++++ Dataset records
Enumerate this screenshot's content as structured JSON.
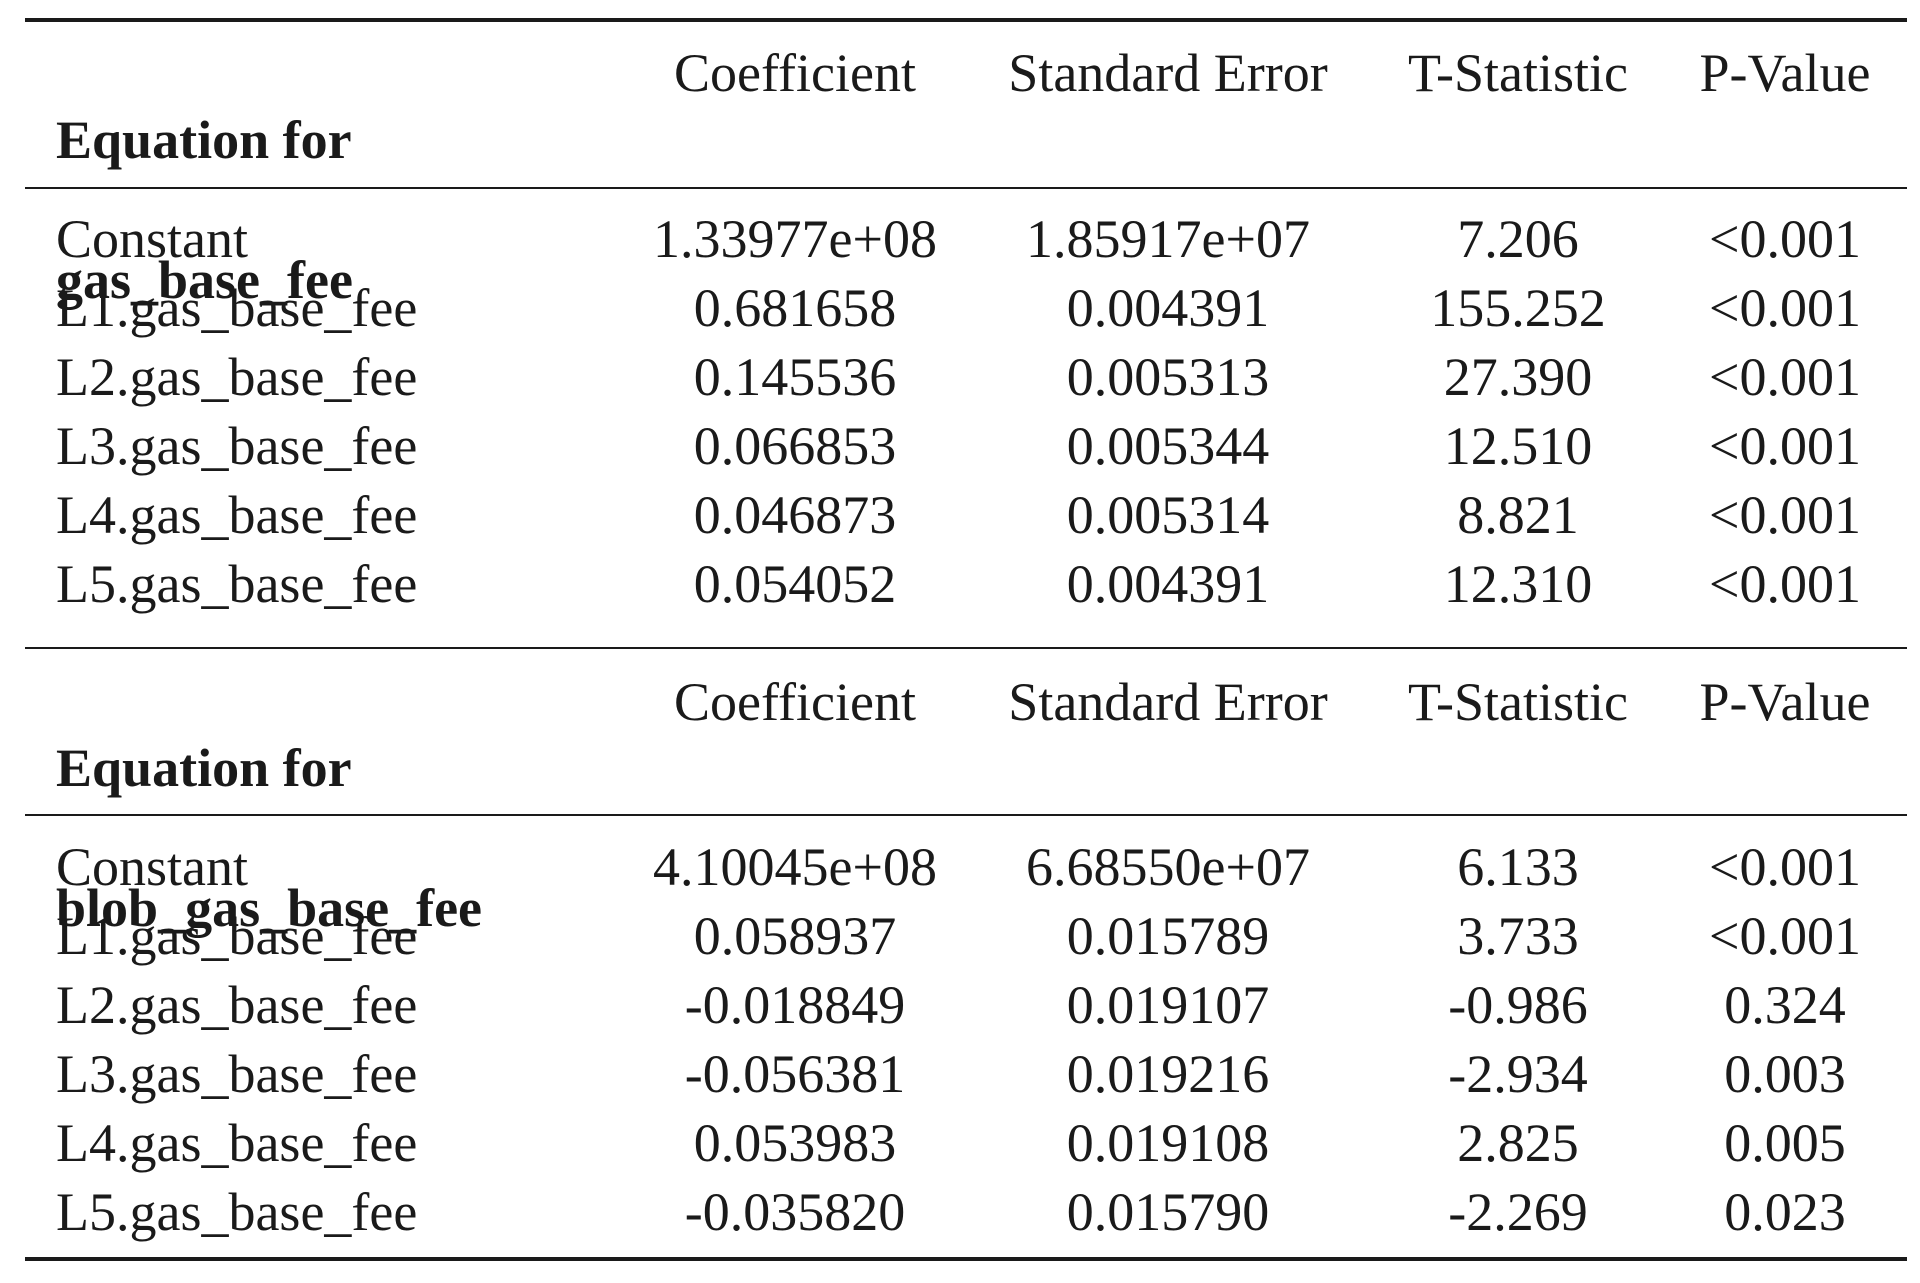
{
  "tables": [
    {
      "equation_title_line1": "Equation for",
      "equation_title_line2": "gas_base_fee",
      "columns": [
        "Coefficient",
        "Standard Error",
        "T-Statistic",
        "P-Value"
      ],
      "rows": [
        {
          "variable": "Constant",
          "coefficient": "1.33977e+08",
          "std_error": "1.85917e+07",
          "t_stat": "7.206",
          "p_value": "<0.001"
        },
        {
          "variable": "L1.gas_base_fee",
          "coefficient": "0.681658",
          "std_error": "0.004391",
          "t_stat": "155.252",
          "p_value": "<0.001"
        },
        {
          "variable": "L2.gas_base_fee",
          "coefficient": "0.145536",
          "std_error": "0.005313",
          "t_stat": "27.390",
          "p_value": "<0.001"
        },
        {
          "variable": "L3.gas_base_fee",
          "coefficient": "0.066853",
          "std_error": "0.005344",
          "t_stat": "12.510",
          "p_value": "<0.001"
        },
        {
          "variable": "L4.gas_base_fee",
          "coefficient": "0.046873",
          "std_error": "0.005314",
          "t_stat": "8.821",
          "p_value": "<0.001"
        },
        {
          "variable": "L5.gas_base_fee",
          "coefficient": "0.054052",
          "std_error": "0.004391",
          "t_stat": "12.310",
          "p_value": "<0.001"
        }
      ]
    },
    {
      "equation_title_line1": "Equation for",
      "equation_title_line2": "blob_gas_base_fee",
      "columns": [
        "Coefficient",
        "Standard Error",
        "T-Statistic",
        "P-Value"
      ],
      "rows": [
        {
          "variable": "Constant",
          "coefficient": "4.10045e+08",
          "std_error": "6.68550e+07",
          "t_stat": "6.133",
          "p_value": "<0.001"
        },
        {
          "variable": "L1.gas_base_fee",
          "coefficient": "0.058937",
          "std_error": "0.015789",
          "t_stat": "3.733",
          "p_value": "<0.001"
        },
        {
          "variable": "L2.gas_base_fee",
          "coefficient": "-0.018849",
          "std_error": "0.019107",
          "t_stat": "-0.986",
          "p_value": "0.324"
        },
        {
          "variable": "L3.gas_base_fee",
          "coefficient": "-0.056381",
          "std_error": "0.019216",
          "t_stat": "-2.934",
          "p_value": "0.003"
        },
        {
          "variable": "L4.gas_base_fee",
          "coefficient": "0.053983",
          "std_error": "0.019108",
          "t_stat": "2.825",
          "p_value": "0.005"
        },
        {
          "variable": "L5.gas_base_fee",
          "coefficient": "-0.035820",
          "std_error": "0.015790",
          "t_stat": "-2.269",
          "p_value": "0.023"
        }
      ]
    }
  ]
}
++++++++
- Exercise brief -
Images should not appear in the copy; retype the listing above exactly.

- Task output -
Enumerate this screenshot's content as structured JSON.
{
  "tables": [
    {
      "equation_title_line1": "Equation for",
      "equation_title_line2": "gas_base_fee",
      "columns": [
        "Coefficient",
        "Standard Error",
        "T-Statistic",
        "P-Value"
      ],
      "rows": [
        {
          "variable": "Constant",
          "coefficient": "1.33977e+08",
          "std_error": "1.85917e+07",
          "t_stat": "7.206",
          "p_value": "<0.001"
        },
        {
          "variable": "L1.gas_base_fee",
          "coefficient": "0.681658",
          "std_error": "0.004391",
          "t_stat": "155.252",
          "p_value": "<0.001"
        },
        {
          "variable": "L2.gas_base_fee",
          "coefficient": "0.145536",
          "std_error": "0.005313",
          "t_stat": "27.390",
          "p_value": "<0.001"
        },
        {
          "variable": "L3.gas_base_fee",
          "coefficient": "0.066853",
          "std_error": "0.005344",
          "t_stat": "12.510",
          "p_value": "<0.001"
        },
        {
          "variable": "L4.gas_base_fee",
          "coefficient": "0.046873",
          "std_error": "0.005314",
          "t_stat": "8.821",
          "p_value": "<0.001"
        },
        {
          "variable": "L5.gas_base_fee",
          "coefficient": "0.054052",
          "std_error": "0.004391",
          "t_stat": "12.310",
          "p_value": "<0.001"
        }
      ]
    },
    {
      "equation_title_line1": "Equation for",
      "equation_title_line2": "blob_gas_base_fee",
      "columns": [
        "Coefficient",
        "Standard Error",
        "T-Statistic",
        "P-Value"
      ],
      "rows": [
        {
          "variable": "Constant",
          "coefficient": "4.10045e+08",
          "std_error": "6.68550e+07",
          "t_stat": "6.133",
          "p_value": "<0.001"
        },
        {
          "variable": "L1.gas_base_fee",
          "coefficient": "0.058937",
          "std_error": "0.015789",
          "t_stat": "3.733",
          "p_value": "<0.001"
        },
        {
          "variable": "L2.gas_base_fee",
          "coefficient": "-0.018849",
          "std_error": "0.019107",
          "t_stat": "-0.986",
          "p_value": "0.324"
        },
        {
          "variable": "L3.gas_base_fee",
          "coefficient": "-0.056381",
          "std_error": "0.019216",
          "t_stat": "-2.934",
          "p_value": "0.003"
        },
        {
          "variable": "L4.gas_base_fee",
          "coefficient": "0.053983",
          "std_error": "0.019108",
          "t_stat": "2.825",
          "p_value": "0.005"
        },
        {
          "variable": "L5.gas_base_fee",
          "coefficient": "-0.035820",
          "std_error": "0.015790",
          "t_stat": "-2.269",
          "p_value": "0.023"
        }
      ]
    }
  ]
}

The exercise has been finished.